# start of PROVIDED ENTRIES

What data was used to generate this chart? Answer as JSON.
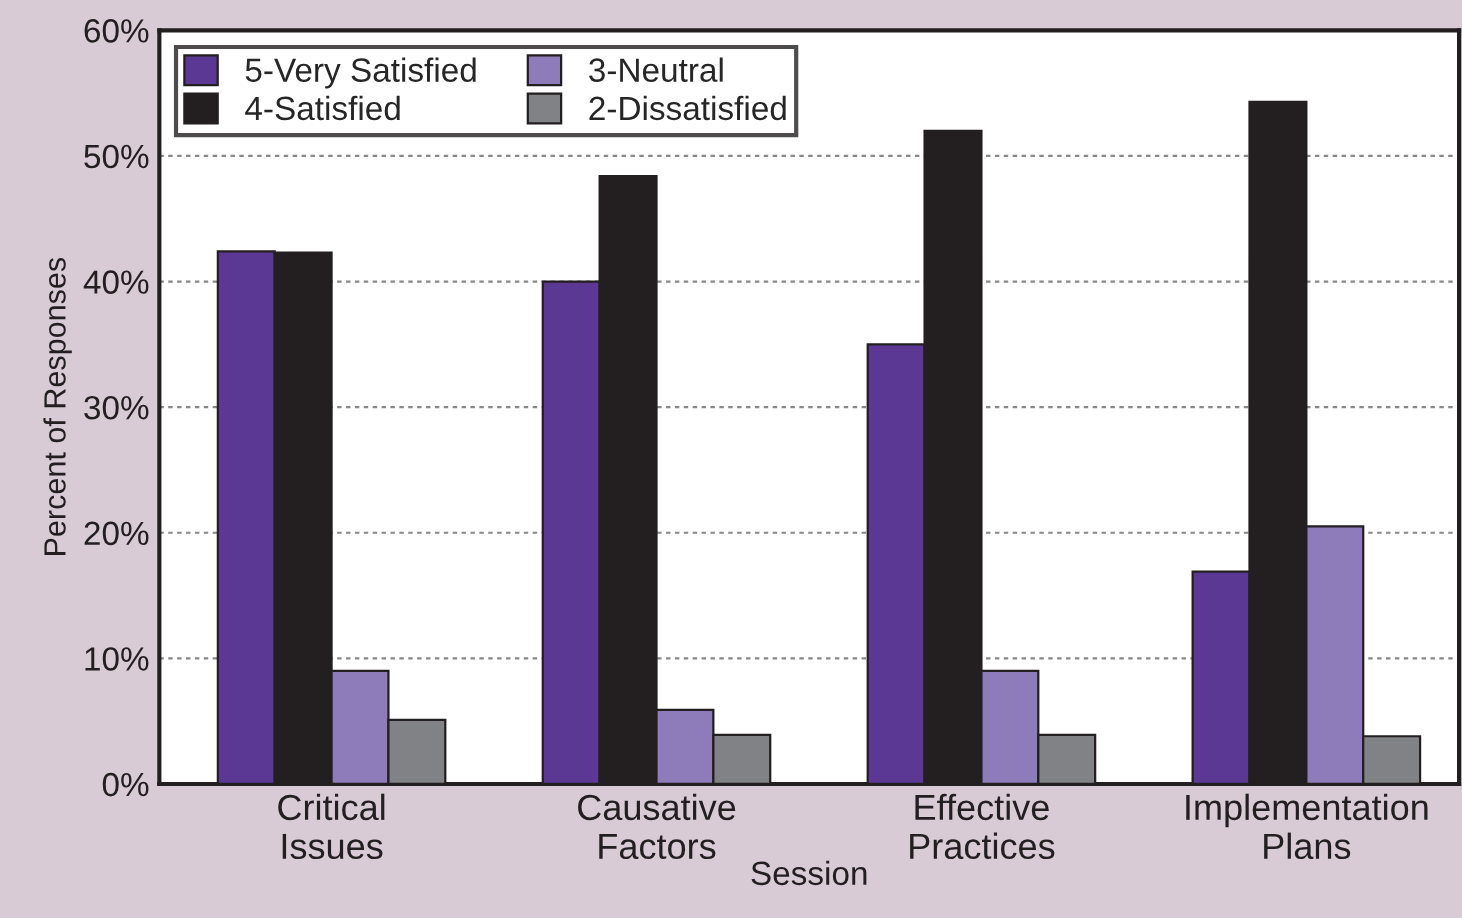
{
  "chart_data": {
    "type": "bar",
    "xlabel": "Session",
    "ylabel": "Percent of Responses",
    "categories": [
      "Critical\nIssues",
      "Causative\nFactors",
      "Effective\nPractices",
      "Implementation\nPlans"
    ],
    "series": [
      {
        "name": "5-Very Satisfied",
        "color": "#5b3894",
        "values": [
          42.4,
          40,
          35,
          16.9
        ]
      },
      {
        "name": "4-Satisfied",
        "color": "#231f20",
        "values": [
          42.3,
          48.4,
          52,
          54.3
        ]
      },
      {
        "name": "3-Neutral",
        "color": "#8e7bba",
        "values": [
          9,
          5.9,
          9,
          20.5
        ]
      },
      {
        "name": "2-Dissatisfied",
        "color": "#808285",
        "values": [
          5.1,
          3.9,
          3.9,
          3.8
        ]
      }
    ],
    "ylim": [
      0,
      60
    ],
    "yticks": [
      {
        "value": 0,
        "label": "0%"
      },
      {
        "value": 10,
        "label": "10%"
      },
      {
        "value": 20,
        "label": "20%"
      },
      {
        "value": 30,
        "label": "30%"
      },
      {
        "value": 40,
        "label": "40%"
      },
      {
        "value": 50,
        "label": "50%"
      },
      {
        "value": 60,
        "label": "60%"
      }
    ],
    "grid": "y",
    "legend": "top left"
  }
}
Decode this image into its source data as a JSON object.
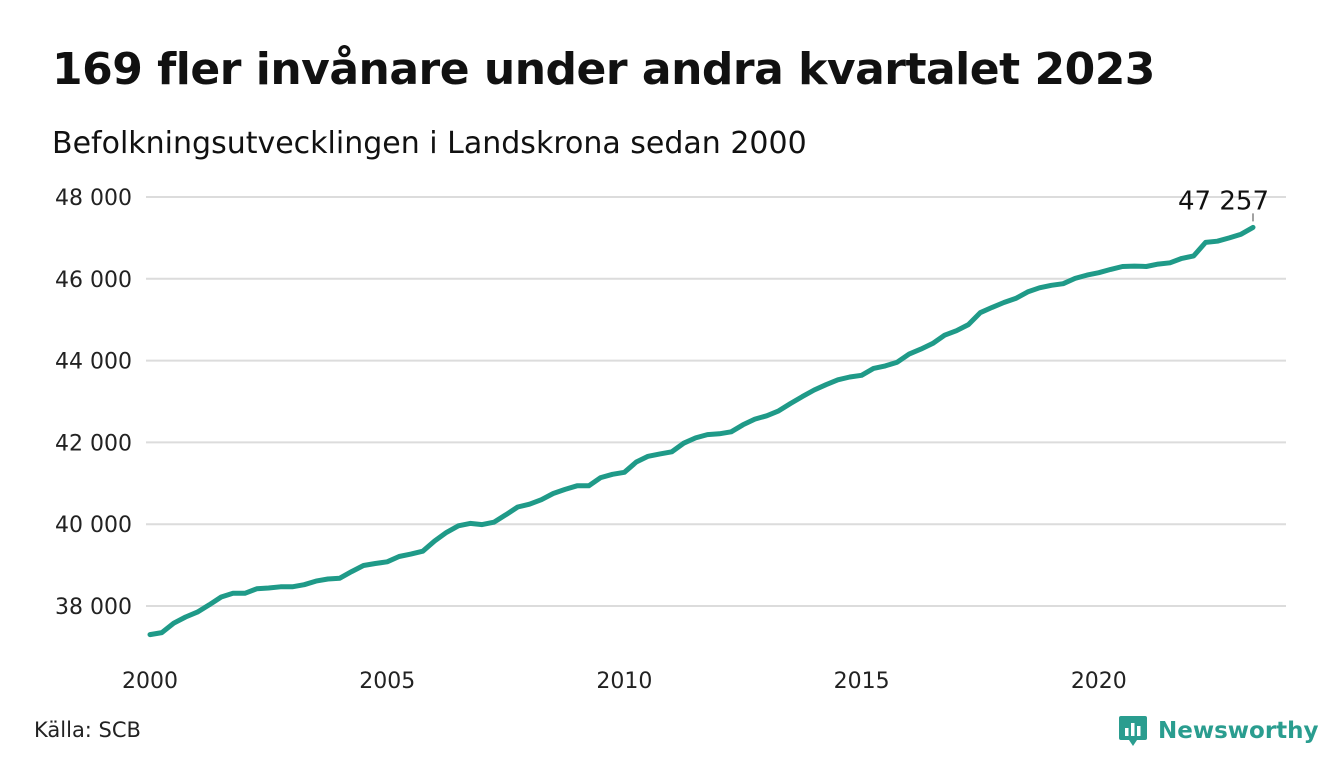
{
  "title": "169 fler invånare under andra kvartalet 2023",
  "subtitle": "Befolkningsutvecklingen i Landskrona sedan 2000",
  "source": "Källa: SCB",
  "brand": {
    "name": "Newsworthy",
    "icon": "newsworthy-logo-icon",
    "color": "#2a9d8f"
  },
  "chart_data": {
    "type": "line",
    "title": "169 fler invånare under andra kvartalet 2023",
    "subtitle": "Befolkningsutvecklingen i Landskrona sedan 2000",
    "xlabel": "",
    "ylabel": "",
    "xlim": [
      2000,
      2023.25
    ],
    "ylim": [
      37000,
      48000
    ],
    "x_ticks": [
      2000,
      2005,
      2010,
      2015,
      2020
    ],
    "x_tick_labels": [
      "2000",
      "2005",
      "2010",
      "2015",
      "2020"
    ],
    "y_ticks": [
      38000,
      40000,
      42000,
      44000,
      46000,
      48000
    ],
    "y_tick_labels": [
      "38 000",
      "40 000",
      "42 000",
      "44 000",
      "46 000",
      "48 000"
    ],
    "grid": "horizontal",
    "line_color": "#1f9a88",
    "end_label": "47 257",
    "series": [
      {
        "x": [
          2000.0,
          2000.25,
          2000.5,
          2000.75,
          2001.0,
          2001.25,
          2001.5,
          2001.75,
          2002.0,
          2002.25,
          2002.5,
          2002.75,
          2003.0,
          2003.25,
          2003.5,
          2003.75,
          2004.0,
          2004.25,
          2004.5,
          2004.75,
          2005.0,
          2005.25,
          2005.5,
          2005.75,
          2006.0,
          2006.25,
          2006.5,
          2006.75,
          2007.0,
          2007.25,
          2007.5,
          2007.75,
          2008.0,
          2008.25,
          2008.5,
          2008.75,
          2009.0,
          2009.25,
          2009.5,
          2009.75,
          2010.0,
          2010.25,
          2010.5,
          2010.75,
          2011.0,
          2011.25,
          2011.5,
          2011.75,
          2012.0,
          2012.25,
          2012.5,
          2012.75,
          2013.0,
          2013.25,
          2013.5,
          2013.75,
          2014.0,
          2014.25,
          2014.5,
          2014.75,
          2015.0,
          2015.25,
          2015.5,
          2015.75,
          2016.0,
          2016.25,
          2016.5,
          2016.75,
          2017.0,
          2017.25,
          2017.5,
          2017.75,
          2018.0,
          2018.25,
          2018.5,
          2018.75,
          2019.0,
          2019.25,
          2019.5,
          2019.75,
          2020.0,
          2020.25,
          2020.5,
          2020.75,
          2021.0,
          2021.25,
          2021.5,
          2021.75,
          2022.0,
          2022.25,
          2022.5,
          2022.75,
          2023.0,
          2023.25
        ],
        "y": [
          37300,
          37350,
          37580,
          37730,
          37850,
          38030,
          38220,
          38310,
          38310,
          38420,
          38440,
          38470,
          38470,
          38520,
          38610,
          38660,
          38680,
          38840,
          38990,
          39040,
          39080,
          39210,
          39270,
          39340,
          39590,
          39800,
          39960,
          40020,
          39990,
          40050,
          40230,
          40420,
          40490,
          40600,
          40750,
          40850,
          40940,
          40940,
          41140,
          41220,
          41270,
          41520,
          41660,
          41720,
          41770,
          41980,
          42110,
          42190,
          42210,
          42260,
          42430,
          42570,
          42650,
          42770,
          42950,
          43120,
          43280,
          43410,
          43530,
          43600,
          43640,
          43810,
          43870,
          43960,
          44160,
          44280,
          44420,
          44620,
          44730,
          44880,
          45170,
          45300,
          45420,
          45520,
          45680,
          45780,
          45840,
          45880,
          46010,
          46090,
          46150,
          46230,
          46300,
          46310,
          46300,
          46360,
          46390,
          46500,
          46560,
          46890,
          46920,
          47000,
          47090,
          47257
        ]
      }
    ]
  }
}
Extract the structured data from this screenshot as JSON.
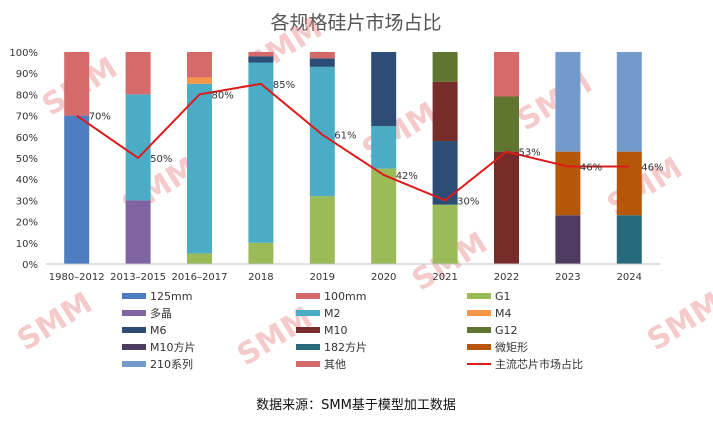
{
  "chart_data": {
    "type": "bar",
    "stacked": true,
    "title": "各规格硅片市场占比",
    "categories": [
      "1980–2012",
      "2013–2015",
      "2016–2017",
      "2018",
      "2019",
      "2020",
      "2021",
      "2022",
      "2023",
      "2024"
    ],
    "yticks": [
      "0%",
      "10%",
      "20%",
      "30%",
      "40%",
      "50%",
      "60%",
      "70%",
      "80%",
      "90%",
      "100%"
    ],
    "ylim": [
      0,
      100
    ],
    "grid": false,
    "legend_position": "bottom",
    "series": [
      {
        "name": "125mm",
        "color": "#4e7ec2",
        "values": [
          70,
          0,
          0,
          0,
          0,
          0,
          0,
          0,
          0,
          0
        ]
      },
      {
        "name": "100mm",
        "color": "#d46a6a",
        "values": [
          0,
          0,
          0,
          0,
          0,
          0,
          0,
          0,
          0,
          0
        ]
      },
      {
        "name": "G1",
        "color": "#9bbb59",
        "values": [
          0,
          0,
          5,
          10,
          32,
          45,
          28,
          0,
          0,
          0
        ]
      },
      {
        "name": "多晶",
        "color": "#8064a2",
        "values": [
          0,
          30,
          0,
          0,
          0,
          0,
          0,
          0,
          0,
          0
        ]
      },
      {
        "name": "M2",
        "color": "#4bacc6",
        "values": [
          0,
          50,
          80,
          85,
          61,
          20,
          0,
          0,
          0,
          0
        ]
      },
      {
        "name": "M4",
        "color": "#f79646",
        "values": [
          0,
          0,
          3,
          0,
          0,
          0,
          0,
          0,
          0,
          0
        ]
      },
      {
        "name": "M6",
        "color": "#2c4d75",
        "values": [
          0,
          0,
          0,
          3,
          4,
          35,
          30,
          0,
          0,
          0
        ]
      },
      {
        "name": "M10",
        "color": "#772c2a",
        "values": [
          0,
          0,
          0,
          0,
          0,
          0,
          28,
          53,
          0,
          0
        ]
      },
      {
        "name": "G12",
        "color": "#5f7530",
        "values": [
          0,
          0,
          0,
          0,
          0,
          0,
          14,
          26,
          0,
          0
        ]
      },
      {
        "name": "M10方片",
        "color": "#4d3b62",
        "values": [
          0,
          0,
          0,
          0,
          0,
          0,
          0,
          0,
          23,
          0
        ]
      },
      {
        "name": "182方片",
        "color": "#276a7c",
        "values": [
          0,
          0,
          0,
          0,
          0,
          0,
          0,
          0,
          0,
          23
        ]
      },
      {
        "name": "微矩形",
        "color": "#b65708",
        "values": [
          0,
          0,
          0,
          0,
          0,
          0,
          0,
          0,
          30,
          30
        ]
      },
      {
        "name": "210系列",
        "color": "#729aca",
        "values": [
          0,
          0,
          0,
          0,
          0,
          0,
          0,
          0,
          47,
          47
        ]
      },
      {
        "name": "其他",
        "color": "#d46a6a",
        "values": [
          30,
          20,
          12,
          2,
          3,
          0,
          0,
          21,
          0,
          0
        ]
      }
    ],
    "line": {
      "name": "主流芯片市场占比",
      "color": "#dd1b1b",
      "values": [
        70,
        50,
        80,
        85,
        61,
        42,
        30,
        53,
        46,
        46
      ],
      "labels": [
        "70%",
        "50%",
        "80%",
        "85%",
        "61%",
        "42%",
        "30%",
        "53%",
        "46%",
        "46%"
      ]
    },
    "source": "数据来源：SMM基于模型加工数据",
    "watermark": "SMM"
  }
}
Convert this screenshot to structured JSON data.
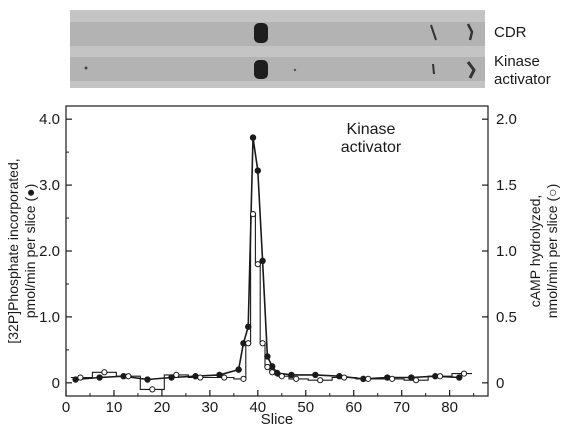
{
  "gel": {
    "lanes": [
      {
        "label": "CDR"
      },
      {
        "label": "Kinase\nactivator"
      }
    ]
  },
  "chart_data": {
    "type": "line",
    "title": "",
    "annotation": "Kinase\nactivator",
    "xlabel": "Slice",
    "ylabel_left": "[32P]Phosphate incorporated,\npmol/min per slice (●)",
    "ylabel_right": "cAMP hydrolyzed,\nnmol/min per slice (○)",
    "xlim": [
      0,
      88
    ],
    "ylim_left": [
      -0.2,
      4.2
    ],
    "ylim_right": [
      -0.1,
      2.1
    ],
    "xticks": [
      0,
      10,
      20,
      30,
      40,
      50,
      60,
      70,
      80
    ],
    "yticks_left": [
      0,
      1.0,
      2.0,
      3.0,
      4.0
    ],
    "yticks_left_labels": [
      "0",
      "1.0",
      "2.0",
      "3.0",
      "4.0"
    ],
    "yticks_right": [
      0,
      0.5,
      1.0,
      1.5,
      2.0
    ],
    "yticks_right_labels": [
      "0",
      "0.5",
      "1.0",
      "1.5",
      "2.0"
    ],
    "grid": false,
    "series": [
      {
        "axis": "left",
        "marker": "filled-circle",
        "points": [
          [
            2,
            0.05
          ],
          [
            7,
            0.08
          ],
          [
            12,
            0.1
          ],
          [
            17,
            0.05
          ],
          [
            22,
            0.08
          ],
          [
            27,
            0.1
          ],
          [
            32,
            0.12
          ],
          [
            36,
            0.2
          ],
          [
            37,
            0.6
          ],
          [
            38,
            0.85
          ],
          [
            39,
            3.72
          ],
          [
            40,
            3.22
          ],
          [
            41,
            1.85
          ],
          [
            42,
            0.4
          ],
          [
            43,
            0.25
          ],
          [
            44,
            0.15
          ],
          [
            47,
            0.12
          ],
          [
            52,
            0.12
          ],
          [
            57,
            0.1
          ],
          [
            62,
            0.06
          ],
          [
            67,
            0.08
          ],
          [
            72,
            0.08
          ],
          [
            77,
            0.1
          ],
          [
            82,
            0.08
          ]
        ]
      },
      {
        "axis": "right",
        "marker": "open-circle",
        "points": [
          [
            3,
            0.04
          ],
          [
            8,
            0.08
          ],
          [
            13,
            0.05
          ],
          [
            18,
            -0.05
          ],
          [
            23,
            0.06
          ],
          [
            28,
            0.04
          ],
          [
            33,
            0.04
          ],
          [
            37,
            0.03
          ],
          [
            38,
            0.3
          ],
          [
            39,
            1.28
          ],
          [
            40,
            0.9
          ],
          [
            41,
            0.3
          ],
          [
            42,
            0.12
          ],
          [
            43,
            0.08
          ],
          [
            45,
            0.05
          ],
          [
            48,
            0.03
          ],
          [
            53,
            0.02
          ],
          [
            58,
            0.04
          ],
          [
            63,
            0.03
          ],
          [
            68,
            0.03
          ],
          [
            73,
            0.02
          ],
          [
            78,
            0.05
          ],
          [
            83,
            0.07
          ]
        ]
      }
    ]
  }
}
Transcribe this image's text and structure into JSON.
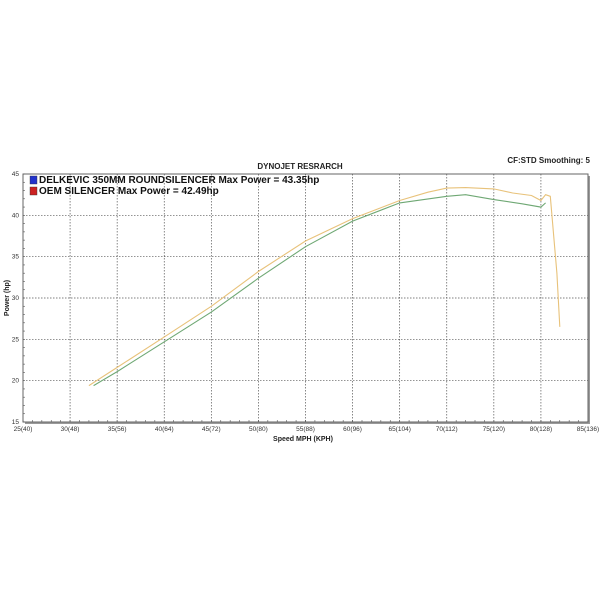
{
  "chart_data": {
    "type": "line",
    "title": "DYNOJET RESRARCH",
    "subtitle": "CF:STD Smoothing: 5",
    "xlabel": "Speed MPH (KPH)",
    "ylabel": "Power (hp)",
    "xlim": [
      25,
      85
    ],
    "ylim": [
      15,
      45
    ],
    "grid": true,
    "legend_placement": "top-left",
    "x_ticks": [
      25,
      30,
      35,
      40,
      45,
      50,
      55,
      60,
      65,
      70,
      75,
      80,
      85
    ],
    "x_tick_labels": [
      "25(40)",
      "30(48)",
      "35(56)",
      "40(64)",
      "45(72)",
      "50(80)",
      "55(88)",
      "60(96)",
      "65(104)",
      "70(112)",
      "75(120)",
      "80(128)",
      "85(136)"
    ],
    "y_ticks": [
      15,
      20,
      25,
      30,
      35,
      40,
      45
    ],
    "y_tick_labels": [
      "15",
      "20",
      "25",
      "30",
      "35",
      "40",
      "45"
    ],
    "series": [
      {
        "name": "DELKEVIC 350MM ROUNDSILENCER  Max Power = 43.35hp",
        "legend_color": "#2233cc",
        "line_color": "#e8c27a",
        "x": [
          32,
          35,
          40,
          45,
          50,
          55,
          60,
          65,
          68,
          70,
          72,
          75,
          77,
          79,
          80,
          80.5,
          81,
          81.7,
          82
        ],
        "y": [
          19.4,
          21.6,
          25.3,
          29.0,
          33.2,
          36.9,
          39.6,
          41.8,
          42.8,
          43.3,
          43.35,
          43.2,
          42.7,
          42.4,
          41.8,
          42.5,
          42.3,
          33,
          26.5
        ]
      },
      {
        "name": "OEM SILENCER Max Power = 42.49hp",
        "legend_color": "#cc2222",
        "line_color": "#6fa874",
        "x": [
          32.5,
          35,
          40,
          45,
          50,
          55,
          60,
          65,
          70,
          72,
          75,
          78,
          80,
          80.5
        ],
        "y": [
          19.4,
          21.1,
          24.7,
          28.3,
          32.4,
          36.2,
          39.3,
          41.5,
          42.3,
          42.49,
          41.9,
          41.4,
          41.0,
          41.5
        ]
      }
    ]
  }
}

# end of PROVIDED ENTRIES

_WHAT YOU NEED TO DO_
Search the listing above for the string "screenshot". Copy every line that contains it.

_RESPONSE TO THIS EXERCISE_
Extract the structured data from this screenshot as JSON.
Convert this screenshot to structured JSON data.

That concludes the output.